» Brief
Copy all lines below containing "meta".

» Exercise data
-- begin --

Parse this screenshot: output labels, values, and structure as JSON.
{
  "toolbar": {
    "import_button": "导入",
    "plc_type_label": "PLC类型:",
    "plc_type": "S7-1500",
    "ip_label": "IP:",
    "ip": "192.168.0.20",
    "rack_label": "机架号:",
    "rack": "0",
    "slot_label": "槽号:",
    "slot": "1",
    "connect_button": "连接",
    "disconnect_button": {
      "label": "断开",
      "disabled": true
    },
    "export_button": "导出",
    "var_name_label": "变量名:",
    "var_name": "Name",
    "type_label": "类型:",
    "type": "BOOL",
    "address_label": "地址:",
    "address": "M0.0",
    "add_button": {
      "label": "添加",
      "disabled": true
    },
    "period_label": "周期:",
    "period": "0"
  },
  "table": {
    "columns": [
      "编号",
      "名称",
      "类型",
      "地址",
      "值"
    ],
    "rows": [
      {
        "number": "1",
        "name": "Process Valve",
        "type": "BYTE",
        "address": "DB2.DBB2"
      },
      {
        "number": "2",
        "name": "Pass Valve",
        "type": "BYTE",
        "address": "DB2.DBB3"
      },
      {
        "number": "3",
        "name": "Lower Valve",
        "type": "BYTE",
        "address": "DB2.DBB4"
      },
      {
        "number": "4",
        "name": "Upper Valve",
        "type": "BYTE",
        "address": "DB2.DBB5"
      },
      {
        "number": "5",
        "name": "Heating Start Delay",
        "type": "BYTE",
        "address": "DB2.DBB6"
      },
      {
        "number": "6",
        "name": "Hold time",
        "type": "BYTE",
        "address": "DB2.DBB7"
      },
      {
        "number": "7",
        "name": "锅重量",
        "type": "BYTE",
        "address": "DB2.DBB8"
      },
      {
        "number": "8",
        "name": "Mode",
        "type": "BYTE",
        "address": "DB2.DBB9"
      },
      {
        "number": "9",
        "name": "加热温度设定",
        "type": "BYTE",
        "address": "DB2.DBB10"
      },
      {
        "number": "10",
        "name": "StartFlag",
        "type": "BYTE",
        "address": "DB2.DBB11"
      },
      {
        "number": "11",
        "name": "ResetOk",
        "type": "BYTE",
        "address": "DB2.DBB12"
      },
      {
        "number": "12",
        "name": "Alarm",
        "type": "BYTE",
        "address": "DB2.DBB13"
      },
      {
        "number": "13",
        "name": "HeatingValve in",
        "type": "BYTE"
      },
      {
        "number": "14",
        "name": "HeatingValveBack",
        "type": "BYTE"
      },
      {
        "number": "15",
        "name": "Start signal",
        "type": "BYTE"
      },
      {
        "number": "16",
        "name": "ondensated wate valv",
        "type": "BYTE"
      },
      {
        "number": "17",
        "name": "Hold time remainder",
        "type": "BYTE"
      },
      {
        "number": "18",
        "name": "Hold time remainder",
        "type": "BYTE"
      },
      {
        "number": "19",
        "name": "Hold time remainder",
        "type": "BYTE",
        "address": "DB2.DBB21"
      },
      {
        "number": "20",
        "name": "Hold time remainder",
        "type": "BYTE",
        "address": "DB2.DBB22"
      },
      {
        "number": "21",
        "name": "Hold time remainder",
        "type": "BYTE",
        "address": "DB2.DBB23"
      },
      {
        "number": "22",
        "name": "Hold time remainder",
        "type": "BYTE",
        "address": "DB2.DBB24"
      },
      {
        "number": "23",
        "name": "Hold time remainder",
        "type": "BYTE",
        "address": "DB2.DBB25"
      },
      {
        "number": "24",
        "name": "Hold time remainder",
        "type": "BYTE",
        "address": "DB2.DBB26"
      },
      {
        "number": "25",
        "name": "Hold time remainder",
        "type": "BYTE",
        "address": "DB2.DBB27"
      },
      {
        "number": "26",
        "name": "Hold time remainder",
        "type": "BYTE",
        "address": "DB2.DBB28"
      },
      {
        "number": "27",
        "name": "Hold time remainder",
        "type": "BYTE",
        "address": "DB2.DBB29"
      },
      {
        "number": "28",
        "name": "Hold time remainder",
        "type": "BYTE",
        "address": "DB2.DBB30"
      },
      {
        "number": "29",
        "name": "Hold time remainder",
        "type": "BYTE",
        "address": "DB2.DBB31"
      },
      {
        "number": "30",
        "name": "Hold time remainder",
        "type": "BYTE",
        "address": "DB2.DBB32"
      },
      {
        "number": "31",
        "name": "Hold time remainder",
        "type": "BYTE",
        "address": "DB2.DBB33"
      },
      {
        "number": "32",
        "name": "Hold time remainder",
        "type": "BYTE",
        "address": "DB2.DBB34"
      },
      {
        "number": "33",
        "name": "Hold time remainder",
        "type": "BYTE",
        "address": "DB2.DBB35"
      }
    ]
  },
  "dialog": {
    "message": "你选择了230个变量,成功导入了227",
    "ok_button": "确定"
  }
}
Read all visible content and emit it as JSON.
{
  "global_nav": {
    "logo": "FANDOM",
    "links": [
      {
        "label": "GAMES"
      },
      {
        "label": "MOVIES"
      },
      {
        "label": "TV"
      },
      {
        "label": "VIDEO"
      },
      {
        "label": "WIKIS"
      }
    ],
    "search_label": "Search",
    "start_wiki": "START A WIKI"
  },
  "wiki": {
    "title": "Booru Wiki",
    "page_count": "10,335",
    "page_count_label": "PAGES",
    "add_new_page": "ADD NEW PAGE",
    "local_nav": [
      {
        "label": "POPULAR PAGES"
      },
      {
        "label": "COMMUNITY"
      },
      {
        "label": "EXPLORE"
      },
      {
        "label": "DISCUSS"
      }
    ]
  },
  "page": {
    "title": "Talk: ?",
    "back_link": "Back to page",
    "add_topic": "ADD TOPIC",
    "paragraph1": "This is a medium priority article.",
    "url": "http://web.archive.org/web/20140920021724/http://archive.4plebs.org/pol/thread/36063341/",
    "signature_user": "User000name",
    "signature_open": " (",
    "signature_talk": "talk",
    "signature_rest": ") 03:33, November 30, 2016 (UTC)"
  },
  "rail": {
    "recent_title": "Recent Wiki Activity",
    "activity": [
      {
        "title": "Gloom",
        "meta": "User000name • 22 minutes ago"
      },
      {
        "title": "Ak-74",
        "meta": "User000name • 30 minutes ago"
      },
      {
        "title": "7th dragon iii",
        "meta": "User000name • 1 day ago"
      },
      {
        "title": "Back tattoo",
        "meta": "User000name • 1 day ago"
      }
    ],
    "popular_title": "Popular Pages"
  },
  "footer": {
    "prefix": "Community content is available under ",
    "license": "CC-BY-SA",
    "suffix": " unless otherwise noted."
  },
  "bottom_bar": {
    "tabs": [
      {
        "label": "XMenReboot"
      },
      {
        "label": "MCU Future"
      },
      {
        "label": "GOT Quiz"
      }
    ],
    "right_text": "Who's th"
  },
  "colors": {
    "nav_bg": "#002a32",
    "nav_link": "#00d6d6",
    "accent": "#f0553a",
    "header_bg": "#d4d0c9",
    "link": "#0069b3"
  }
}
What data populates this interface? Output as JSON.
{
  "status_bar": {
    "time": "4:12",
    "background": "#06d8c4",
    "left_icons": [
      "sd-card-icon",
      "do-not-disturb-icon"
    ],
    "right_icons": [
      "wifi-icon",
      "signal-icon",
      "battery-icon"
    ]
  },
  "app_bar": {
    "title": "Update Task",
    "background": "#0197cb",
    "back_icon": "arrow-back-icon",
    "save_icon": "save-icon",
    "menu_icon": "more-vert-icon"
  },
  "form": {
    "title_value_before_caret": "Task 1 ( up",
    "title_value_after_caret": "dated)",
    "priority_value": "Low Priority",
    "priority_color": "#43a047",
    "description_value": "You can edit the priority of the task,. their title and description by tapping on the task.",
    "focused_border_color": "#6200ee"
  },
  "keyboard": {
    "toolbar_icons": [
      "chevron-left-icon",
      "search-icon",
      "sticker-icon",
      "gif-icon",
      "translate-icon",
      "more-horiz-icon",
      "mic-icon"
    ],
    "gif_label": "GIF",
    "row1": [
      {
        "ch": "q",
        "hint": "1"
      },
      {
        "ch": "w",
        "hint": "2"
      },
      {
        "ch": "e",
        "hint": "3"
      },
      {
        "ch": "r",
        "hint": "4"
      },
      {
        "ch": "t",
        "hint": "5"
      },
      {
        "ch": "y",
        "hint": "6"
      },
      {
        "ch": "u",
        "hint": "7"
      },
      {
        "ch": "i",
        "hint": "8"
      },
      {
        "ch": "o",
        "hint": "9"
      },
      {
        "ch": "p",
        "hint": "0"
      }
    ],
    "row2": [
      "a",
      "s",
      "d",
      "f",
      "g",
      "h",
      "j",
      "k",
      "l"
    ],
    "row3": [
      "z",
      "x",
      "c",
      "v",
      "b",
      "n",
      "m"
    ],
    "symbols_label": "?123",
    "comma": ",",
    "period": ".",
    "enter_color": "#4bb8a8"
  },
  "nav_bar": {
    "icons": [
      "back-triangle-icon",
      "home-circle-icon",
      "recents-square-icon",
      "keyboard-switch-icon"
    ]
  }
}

-- end --

» Solved problem
        "meta": "User000name • 22 minutes ago"
        "meta": "User000name • 30 minutes ago"
        "meta": "User000name • 1 day ago"
        "meta": "User000name • 1 day ago"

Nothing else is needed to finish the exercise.